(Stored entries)
==============================

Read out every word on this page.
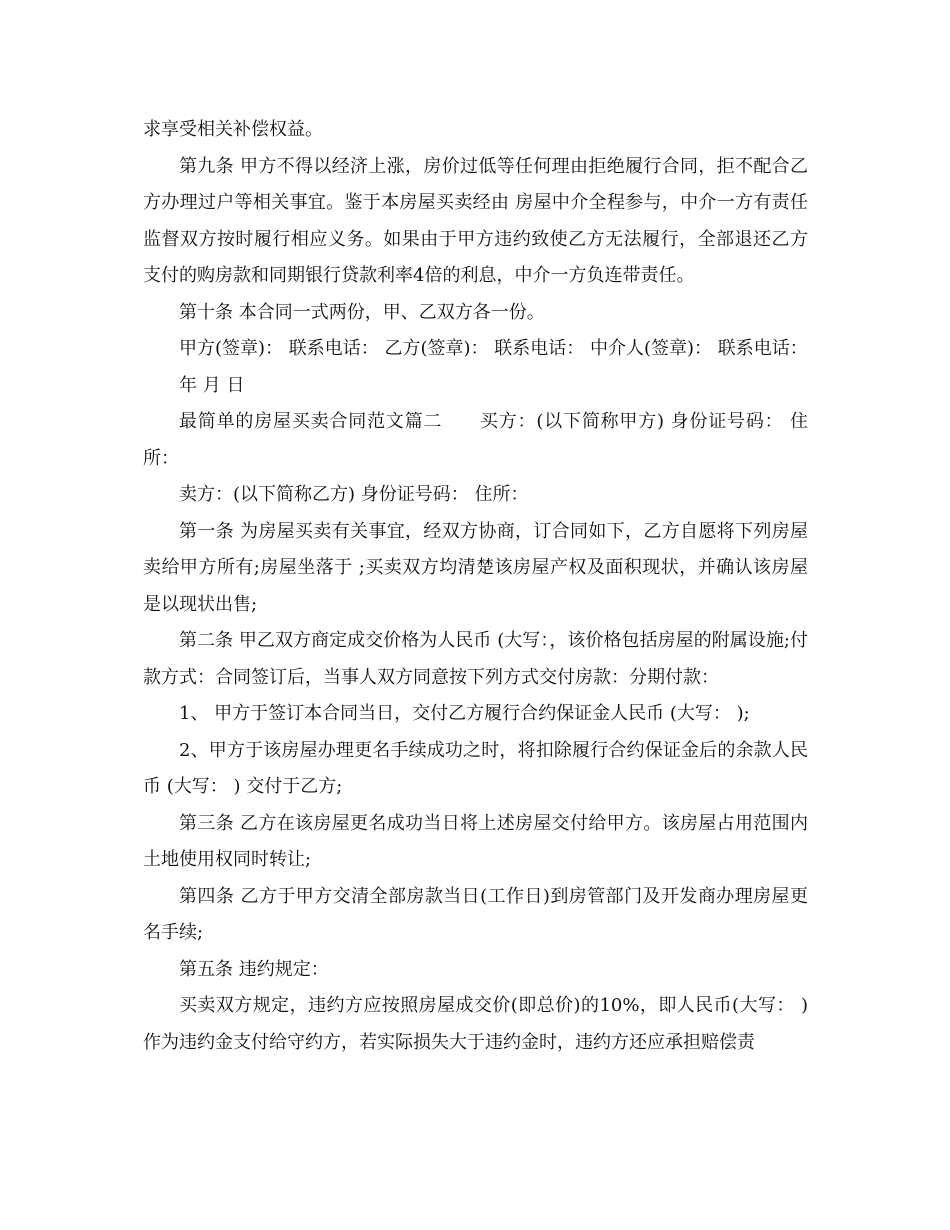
求享受相关补偿权益。

第九条 甲方不得以经济上涨，房价过低等任何理由拒绝履行合同，拒不配合乙方办理过户等相关事宜。鉴于本房屋买卖经由 房屋中介全程参与，中介一方有责任监督双方按时履行相应义务。如果由于甲方违约致使乙方无法履行，全部退还乙方支付的购房款和同期银行贷款利率4倍的利息，中介一方负连带责任。

第十条 本合同一式两份，甲、乙双方各一份。

甲方(签章)： 联系电话： 乙方(签章)： 联系电话： 中介人(签章)： 联系电话：

年 月 日

最简单的房屋买卖合同范文篇二　　买方：(以下简称甲方) 身份证号码： 住所：

卖方：(以下简称乙方) 身份证号码： 住所：

第一条 为房屋买卖有关事宜，经双方协商，订合同如下，乙方自愿将下列房屋卖给甲方所有;房屋坐落于 ;买卖双方均清楚该房屋产权及面积现状，并确认该房屋是以现状出售;

第二条 甲乙双方商定成交价格为人民币 (大写：，该价格包括房屋的附属设施;付款方式：合同签订后，当事人双方同意按下列方式交付房款：分期付款：

1、 甲方于签订本合同当日，交付乙方履行合约保证金人民币 (大写： );

2、甲方于该房屋办理更名手续成功之时，将扣除履行合约保证金后的余款人民币 (大写： ) 交付于乙方;

第三条 乙方在该房屋更名成功当日将上述房屋交付给甲方。该房屋占用范围内土地使用权同时转让;

第四条 乙方于甲方交清全部房款当日(工作日)到房管部门及开发商办理房屋更名手续;

第五条 违约规定：

买卖双方规定，违约方应按照房屋成交价(即总价)的10%，即人民币(大写： ) 作为违约金支付给守约方，若实际损失大于违约金时，违约方还应承担赔偿责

==============================

EXERCISE OBJECTIVE =>
For the listing above, identify each line bearing "身份证号码".

RESULT OF THIS EXERCISE =>
最简单的房屋买卖合同范文篇二　　买方：(以下简称甲方) 身份证号码： 住所：
卖方：(以下简称乙方) 身份证号码： 住所：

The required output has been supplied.